■ **Problem details**
Gather all lines from the material that contain "apple".

════

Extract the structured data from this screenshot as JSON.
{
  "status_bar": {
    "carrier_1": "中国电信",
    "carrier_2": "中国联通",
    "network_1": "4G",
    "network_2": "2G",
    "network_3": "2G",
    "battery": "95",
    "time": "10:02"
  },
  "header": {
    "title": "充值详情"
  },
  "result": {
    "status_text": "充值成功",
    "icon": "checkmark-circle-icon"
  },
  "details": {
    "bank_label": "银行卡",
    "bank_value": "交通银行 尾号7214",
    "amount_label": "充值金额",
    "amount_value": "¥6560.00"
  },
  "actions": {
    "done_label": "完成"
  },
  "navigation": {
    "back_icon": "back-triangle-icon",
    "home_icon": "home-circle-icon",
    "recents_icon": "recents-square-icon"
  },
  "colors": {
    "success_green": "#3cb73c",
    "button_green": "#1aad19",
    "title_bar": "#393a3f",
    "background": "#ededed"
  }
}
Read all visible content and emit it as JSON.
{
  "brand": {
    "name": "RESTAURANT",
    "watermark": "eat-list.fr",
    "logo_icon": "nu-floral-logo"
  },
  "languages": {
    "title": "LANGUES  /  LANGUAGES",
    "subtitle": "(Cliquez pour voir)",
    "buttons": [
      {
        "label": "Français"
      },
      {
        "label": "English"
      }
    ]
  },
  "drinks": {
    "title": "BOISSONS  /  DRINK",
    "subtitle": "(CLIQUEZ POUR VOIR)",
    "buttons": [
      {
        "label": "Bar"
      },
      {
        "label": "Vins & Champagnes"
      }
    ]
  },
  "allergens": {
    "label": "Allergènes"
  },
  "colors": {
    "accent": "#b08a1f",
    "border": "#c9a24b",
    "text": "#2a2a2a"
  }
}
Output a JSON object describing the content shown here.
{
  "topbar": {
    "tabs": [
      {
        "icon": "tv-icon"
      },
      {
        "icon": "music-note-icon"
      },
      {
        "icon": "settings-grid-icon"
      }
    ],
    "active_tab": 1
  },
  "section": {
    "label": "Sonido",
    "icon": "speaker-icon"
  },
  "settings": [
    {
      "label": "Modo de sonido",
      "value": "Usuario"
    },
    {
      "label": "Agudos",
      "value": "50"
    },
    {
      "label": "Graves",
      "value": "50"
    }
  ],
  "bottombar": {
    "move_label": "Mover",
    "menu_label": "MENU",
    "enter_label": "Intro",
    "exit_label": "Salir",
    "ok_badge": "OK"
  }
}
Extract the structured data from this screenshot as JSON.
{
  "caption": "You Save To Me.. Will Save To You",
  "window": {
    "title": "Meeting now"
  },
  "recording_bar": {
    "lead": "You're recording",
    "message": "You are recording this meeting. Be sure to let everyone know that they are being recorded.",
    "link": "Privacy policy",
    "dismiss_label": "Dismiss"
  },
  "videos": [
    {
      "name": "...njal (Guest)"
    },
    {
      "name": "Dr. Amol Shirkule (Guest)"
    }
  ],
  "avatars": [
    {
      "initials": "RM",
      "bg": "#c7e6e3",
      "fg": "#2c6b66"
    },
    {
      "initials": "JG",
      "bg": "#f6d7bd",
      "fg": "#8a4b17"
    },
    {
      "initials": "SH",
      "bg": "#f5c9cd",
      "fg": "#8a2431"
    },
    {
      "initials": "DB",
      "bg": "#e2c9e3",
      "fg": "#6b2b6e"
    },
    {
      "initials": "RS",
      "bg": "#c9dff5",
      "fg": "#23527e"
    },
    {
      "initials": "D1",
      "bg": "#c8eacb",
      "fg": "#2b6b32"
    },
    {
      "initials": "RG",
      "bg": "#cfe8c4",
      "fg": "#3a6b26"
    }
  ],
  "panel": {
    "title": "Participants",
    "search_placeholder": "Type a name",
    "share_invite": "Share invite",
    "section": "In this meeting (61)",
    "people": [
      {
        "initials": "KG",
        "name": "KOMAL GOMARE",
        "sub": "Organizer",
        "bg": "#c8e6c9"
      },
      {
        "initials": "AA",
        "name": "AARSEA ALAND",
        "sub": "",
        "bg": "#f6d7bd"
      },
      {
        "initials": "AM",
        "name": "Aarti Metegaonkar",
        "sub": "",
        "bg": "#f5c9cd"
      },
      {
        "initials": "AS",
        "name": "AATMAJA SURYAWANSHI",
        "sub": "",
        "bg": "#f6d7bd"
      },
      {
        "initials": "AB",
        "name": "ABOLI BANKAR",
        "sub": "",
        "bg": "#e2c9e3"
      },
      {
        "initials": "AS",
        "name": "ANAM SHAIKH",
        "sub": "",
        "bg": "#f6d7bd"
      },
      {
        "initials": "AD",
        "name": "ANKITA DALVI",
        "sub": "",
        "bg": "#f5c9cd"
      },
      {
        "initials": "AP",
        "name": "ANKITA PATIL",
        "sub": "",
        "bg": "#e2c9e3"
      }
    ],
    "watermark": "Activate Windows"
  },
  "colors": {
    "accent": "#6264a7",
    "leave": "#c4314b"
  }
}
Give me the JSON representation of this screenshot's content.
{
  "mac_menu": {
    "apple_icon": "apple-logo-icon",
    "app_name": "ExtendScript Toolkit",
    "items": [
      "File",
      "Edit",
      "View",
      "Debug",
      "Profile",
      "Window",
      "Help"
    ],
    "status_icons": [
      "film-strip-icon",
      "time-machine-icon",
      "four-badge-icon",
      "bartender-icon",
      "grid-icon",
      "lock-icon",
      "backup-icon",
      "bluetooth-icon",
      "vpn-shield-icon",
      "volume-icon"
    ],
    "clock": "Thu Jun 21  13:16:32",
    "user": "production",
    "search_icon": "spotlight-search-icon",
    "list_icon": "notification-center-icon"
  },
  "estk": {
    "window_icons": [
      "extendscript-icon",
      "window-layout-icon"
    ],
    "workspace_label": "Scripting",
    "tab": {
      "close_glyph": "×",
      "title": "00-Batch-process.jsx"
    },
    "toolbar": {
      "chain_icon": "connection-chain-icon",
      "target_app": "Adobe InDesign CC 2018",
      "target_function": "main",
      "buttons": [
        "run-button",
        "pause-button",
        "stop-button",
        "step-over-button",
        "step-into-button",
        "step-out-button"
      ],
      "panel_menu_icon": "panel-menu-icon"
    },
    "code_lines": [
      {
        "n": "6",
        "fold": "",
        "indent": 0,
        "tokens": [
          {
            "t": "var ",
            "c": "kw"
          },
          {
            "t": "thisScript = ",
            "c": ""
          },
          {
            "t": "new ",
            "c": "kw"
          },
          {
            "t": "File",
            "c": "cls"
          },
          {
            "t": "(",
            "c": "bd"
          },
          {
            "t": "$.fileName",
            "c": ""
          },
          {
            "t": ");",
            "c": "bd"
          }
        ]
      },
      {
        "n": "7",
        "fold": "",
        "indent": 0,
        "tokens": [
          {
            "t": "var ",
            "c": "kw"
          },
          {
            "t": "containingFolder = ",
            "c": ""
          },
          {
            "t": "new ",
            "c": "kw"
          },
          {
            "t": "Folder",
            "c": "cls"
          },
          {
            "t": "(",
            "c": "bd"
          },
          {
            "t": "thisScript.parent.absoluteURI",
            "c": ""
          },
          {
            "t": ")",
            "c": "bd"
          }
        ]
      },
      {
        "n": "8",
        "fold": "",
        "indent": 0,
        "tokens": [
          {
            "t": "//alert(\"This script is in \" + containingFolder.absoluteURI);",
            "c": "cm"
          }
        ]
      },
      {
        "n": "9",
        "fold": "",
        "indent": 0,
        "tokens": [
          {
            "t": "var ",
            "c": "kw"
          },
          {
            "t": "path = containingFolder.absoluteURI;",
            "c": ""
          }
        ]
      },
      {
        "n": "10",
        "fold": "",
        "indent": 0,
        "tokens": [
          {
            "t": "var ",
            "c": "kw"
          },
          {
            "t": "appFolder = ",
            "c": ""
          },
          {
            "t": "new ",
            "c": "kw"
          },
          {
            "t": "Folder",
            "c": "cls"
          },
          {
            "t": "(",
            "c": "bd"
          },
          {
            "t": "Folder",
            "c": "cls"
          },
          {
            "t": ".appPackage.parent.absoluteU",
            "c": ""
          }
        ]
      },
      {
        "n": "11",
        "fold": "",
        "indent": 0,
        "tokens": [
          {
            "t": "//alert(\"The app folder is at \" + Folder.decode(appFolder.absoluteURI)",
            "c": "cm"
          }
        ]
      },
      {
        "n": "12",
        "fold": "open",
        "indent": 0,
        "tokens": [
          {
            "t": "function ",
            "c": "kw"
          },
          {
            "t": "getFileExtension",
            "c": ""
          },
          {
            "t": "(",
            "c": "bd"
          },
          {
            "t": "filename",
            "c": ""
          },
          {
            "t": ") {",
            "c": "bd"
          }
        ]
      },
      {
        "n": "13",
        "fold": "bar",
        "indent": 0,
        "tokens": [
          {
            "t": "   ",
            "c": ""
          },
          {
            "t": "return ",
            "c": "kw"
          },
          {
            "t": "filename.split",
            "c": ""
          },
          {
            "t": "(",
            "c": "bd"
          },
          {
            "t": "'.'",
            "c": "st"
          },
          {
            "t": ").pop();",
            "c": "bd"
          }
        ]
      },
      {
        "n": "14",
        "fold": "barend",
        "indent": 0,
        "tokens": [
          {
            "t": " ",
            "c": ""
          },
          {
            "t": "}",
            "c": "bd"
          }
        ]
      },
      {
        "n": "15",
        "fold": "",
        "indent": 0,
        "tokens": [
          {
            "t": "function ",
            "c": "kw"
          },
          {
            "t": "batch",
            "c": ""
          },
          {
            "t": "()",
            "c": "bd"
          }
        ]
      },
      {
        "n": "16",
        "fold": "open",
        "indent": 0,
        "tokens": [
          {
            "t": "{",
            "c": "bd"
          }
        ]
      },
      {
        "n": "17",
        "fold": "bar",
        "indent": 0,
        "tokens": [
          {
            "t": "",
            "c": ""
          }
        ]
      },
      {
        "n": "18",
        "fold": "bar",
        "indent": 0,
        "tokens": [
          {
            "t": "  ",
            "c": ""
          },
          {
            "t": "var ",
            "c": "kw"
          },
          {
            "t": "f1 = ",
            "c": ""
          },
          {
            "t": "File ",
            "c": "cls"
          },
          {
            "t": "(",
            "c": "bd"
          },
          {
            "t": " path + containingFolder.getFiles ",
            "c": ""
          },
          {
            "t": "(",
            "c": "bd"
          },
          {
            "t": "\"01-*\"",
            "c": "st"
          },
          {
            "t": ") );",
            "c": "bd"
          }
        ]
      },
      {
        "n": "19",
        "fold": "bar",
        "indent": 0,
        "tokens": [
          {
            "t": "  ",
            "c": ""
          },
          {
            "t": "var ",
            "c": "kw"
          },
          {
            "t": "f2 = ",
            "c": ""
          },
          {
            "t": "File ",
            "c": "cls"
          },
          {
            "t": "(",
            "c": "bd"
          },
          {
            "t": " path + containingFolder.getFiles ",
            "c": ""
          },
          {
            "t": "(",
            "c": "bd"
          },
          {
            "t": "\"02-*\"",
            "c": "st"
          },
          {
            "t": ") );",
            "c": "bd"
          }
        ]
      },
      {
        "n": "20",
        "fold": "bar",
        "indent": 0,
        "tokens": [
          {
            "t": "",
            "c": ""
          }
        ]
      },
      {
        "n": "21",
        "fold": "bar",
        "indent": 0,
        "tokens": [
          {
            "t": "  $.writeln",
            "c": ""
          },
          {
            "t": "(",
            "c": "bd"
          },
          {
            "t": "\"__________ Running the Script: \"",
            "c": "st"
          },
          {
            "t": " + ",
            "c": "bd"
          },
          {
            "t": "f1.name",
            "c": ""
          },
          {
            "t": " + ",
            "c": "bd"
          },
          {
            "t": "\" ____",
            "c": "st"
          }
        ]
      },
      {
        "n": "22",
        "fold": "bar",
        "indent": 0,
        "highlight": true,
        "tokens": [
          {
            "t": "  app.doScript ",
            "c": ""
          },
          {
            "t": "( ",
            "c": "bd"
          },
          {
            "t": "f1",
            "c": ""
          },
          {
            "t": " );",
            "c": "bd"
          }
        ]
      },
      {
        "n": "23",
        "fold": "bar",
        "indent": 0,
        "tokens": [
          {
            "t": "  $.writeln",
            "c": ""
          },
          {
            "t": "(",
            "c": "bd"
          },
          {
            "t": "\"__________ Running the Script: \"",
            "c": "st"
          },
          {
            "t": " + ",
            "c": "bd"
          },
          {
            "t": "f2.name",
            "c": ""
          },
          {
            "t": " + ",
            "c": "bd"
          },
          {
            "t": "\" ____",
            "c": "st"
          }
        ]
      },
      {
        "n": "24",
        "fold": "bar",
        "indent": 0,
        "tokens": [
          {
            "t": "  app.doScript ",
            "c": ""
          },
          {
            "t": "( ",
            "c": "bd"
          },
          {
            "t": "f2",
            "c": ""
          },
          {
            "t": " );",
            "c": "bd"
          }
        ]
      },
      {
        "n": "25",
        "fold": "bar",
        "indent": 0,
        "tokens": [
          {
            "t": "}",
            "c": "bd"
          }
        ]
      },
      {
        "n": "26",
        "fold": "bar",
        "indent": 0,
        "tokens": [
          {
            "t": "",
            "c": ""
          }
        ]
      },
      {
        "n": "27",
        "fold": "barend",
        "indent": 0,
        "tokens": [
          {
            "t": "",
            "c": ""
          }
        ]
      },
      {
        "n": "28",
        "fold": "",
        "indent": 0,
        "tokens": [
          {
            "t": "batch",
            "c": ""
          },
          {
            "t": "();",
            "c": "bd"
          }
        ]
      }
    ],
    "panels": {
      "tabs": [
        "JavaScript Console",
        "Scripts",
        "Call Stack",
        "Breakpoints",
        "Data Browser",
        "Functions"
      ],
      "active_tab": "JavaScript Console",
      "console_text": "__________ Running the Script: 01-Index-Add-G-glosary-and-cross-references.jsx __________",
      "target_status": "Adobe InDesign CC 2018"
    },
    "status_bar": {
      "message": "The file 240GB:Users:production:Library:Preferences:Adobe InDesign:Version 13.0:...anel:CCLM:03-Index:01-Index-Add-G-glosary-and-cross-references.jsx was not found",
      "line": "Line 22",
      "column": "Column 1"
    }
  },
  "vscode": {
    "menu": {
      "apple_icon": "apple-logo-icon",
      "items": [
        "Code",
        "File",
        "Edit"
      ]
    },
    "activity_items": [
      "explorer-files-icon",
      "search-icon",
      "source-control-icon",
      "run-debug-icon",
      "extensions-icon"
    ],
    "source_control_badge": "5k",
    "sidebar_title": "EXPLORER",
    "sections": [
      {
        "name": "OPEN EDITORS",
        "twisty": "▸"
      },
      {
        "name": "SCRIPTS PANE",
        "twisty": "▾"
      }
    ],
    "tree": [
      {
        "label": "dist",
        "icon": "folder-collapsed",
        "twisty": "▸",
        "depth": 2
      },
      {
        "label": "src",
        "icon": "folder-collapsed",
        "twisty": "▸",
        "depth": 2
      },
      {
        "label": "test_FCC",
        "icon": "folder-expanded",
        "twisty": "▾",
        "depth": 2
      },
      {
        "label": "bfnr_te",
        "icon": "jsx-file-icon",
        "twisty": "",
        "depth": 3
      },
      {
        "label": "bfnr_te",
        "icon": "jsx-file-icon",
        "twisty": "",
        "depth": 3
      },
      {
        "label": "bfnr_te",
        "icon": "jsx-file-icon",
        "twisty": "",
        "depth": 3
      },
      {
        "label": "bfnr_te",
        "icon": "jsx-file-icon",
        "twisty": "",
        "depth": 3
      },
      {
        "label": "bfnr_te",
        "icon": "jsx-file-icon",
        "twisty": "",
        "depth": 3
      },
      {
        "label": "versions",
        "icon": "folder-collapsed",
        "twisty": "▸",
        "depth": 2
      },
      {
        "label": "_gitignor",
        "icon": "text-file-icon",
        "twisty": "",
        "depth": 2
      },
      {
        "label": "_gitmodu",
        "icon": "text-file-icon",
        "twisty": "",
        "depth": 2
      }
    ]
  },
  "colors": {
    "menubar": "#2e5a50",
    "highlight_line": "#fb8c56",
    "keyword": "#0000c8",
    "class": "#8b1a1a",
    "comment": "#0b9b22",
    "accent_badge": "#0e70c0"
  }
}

════

■ **Problem solution**
    "apple_icon": "apple-logo-icon",
      "apple_icon": "apple-logo-icon",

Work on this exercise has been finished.